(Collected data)

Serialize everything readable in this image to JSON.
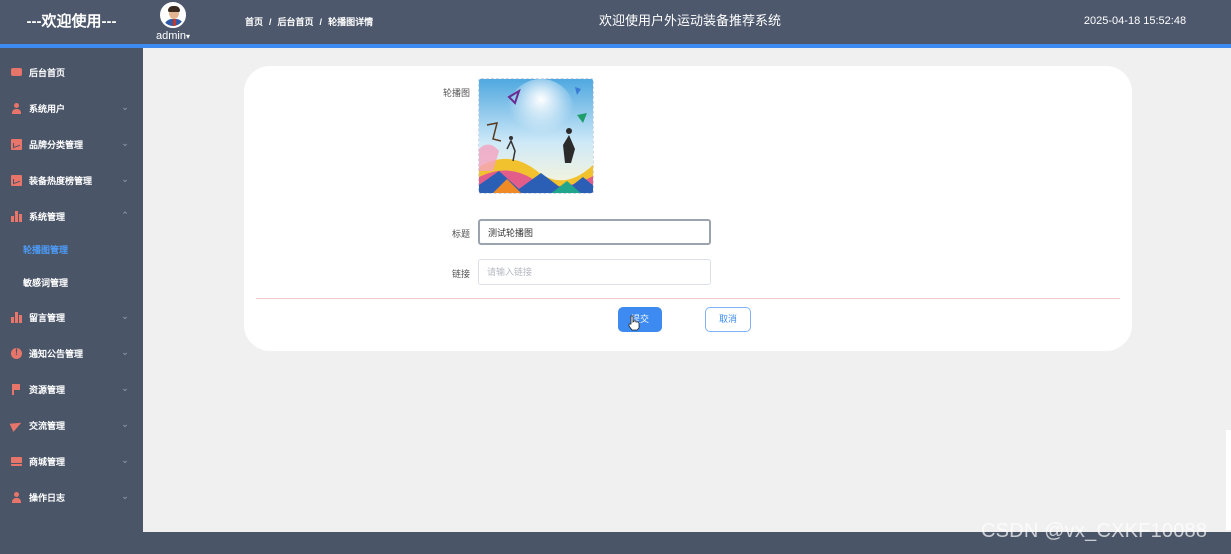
{
  "header": {
    "welcome": "---欢迎使用---",
    "username": "admin",
    "breadcrumb": [
      "首页",
      "后台首页",
      "轮播图详情"
    ],
    "breadcrumb_sep": "/",
    "system_title": "欢迎使用户外运动装备推荐系统",
    "datetime": "2025-04-18 15:52:48"
  },
  "sidebar": {
    "items": [
      {
        "label": "后台首页",
        "icon": "monitor-icon"
      },
      {
        "label": "系统用户",
        "icon": "user-icon"
      },
      {
        "label": "品牌分类管理",
        "icon": "chart-icon"
      },
      {
        "label": "装备热度榜管理",
        "icon": "chart-icon"
      },
      {
        "label": "系统管理",
        "icon": "bar-chart-icon",
        "expanded": true
      },
      {
        "label": "留言管理",
        "icon": "bar-chart-icon"
      },
      {
        "label": "通知公告管理",
        "icon": "alert-icon"
      },
      {
        "label": "资源管理",
        "icon": "flag-icon"
      },
      {
        "label": "交流管理",
        "icon": "send-icon"
      },
      {
        "label": "商城管理",
        "icon": "shop-icon"
      },
      {
        "label": "操作日志",
        "icon": "user-icon"
      }
    ],
    "sub_items": [
      {
        "label": "轮播图管理",
        "active": true
      },
      {
        "label": "敏感词管理",
        "active": false
      }
    ]
  },
  "form": {
    "image_label": "轮播图",
    "title_label": "标题",
    "title_value": "测试轮播图",
    "link_label": "链接",
    "link_placeholder": "请输入链接",
    "submit_label": "提交",
    "cancel_label": "取消"
  },
  "watermark": "CSDN @vx_CXKF10088",
  "colors": {
    "header_bg": "#4d586d",
    "accent": "#3d8bf0",
    "sidebar_bg": "#4a5568",
    "icon": "#e8756a",
    "active_sub": "#4d9cf8"
  }
}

What is needed
Output every entry word for word, but omit the pictures.

Task solution
Serialize everything readable in this image to JSON.
{
  "header": {
    "welcome": "---欢迎使用---",
    "username": "admin",
    "breadcrumb": [
      "首页",
      "后台首页",
      "轮播图详情"
    ],
    "breadcrumb_sep": "/",
    "system_title": "欢迎使用户外运动装备推荐系统",
    "datetime": "2025-04-18 15:52:48"
  },
  "sidebar": {
    "items": [
      {
        "label": "后台首页",
        "icon": "monitor-icon"
      },
      {
        "label": "系统用户",
        "icon": "user-icon"
      },
      {
        "label": "品牌分类管理",
        "icon": "chart-icon"
      },
      {
        "label": "装备热度榜管理",
        "icon": "chart-icon"
      },
      {
        "label": "系统管理",
        "icon": "bar-chart-icon",
        "expanded": true
      },
      {
        "label": "留言管理",
        "icon": "bar-chart-icon"
      },
      {
        "label": "通知公告管理",
        "icon": "alert-icon"
      },
      {
        "label": "资源管理",
        "icon": "flag-icon"
      },
      {
        "label": "交流管理",
        "icon": "send-icon"
      },
      {
        "label": "商城管理",
        "icon": "shop-icon"
      },
      {
        "label": "操作日志",
        "icon": "user-icon"
      }
    ],
    "sub_items": [
      {
        "label": "轮播图管理",
        "active": true
      },
      {
        "label": "敏感词管理",
        "active": false
      }
    ]
  },
  "form": {
    "image_label": "轮播图",
    "title_label": "标题",
    "title_value": "测试轮播图",
    "link_label": "链接",
    "link_placeholder": "请输入链接",
    "submit_label": "提交",
    "cancel_label": "取消"
  },
  "watermark": "CSDN @vx_CXKF10088",
  "colors": {
    "header_bg": "#4d586d",
    "accent": "#3d8bf0",
    "sidebar_bg": "#4a5568",
    "icon": "#e8756a",
    "active_sub": "#4d9cf8"
  }
}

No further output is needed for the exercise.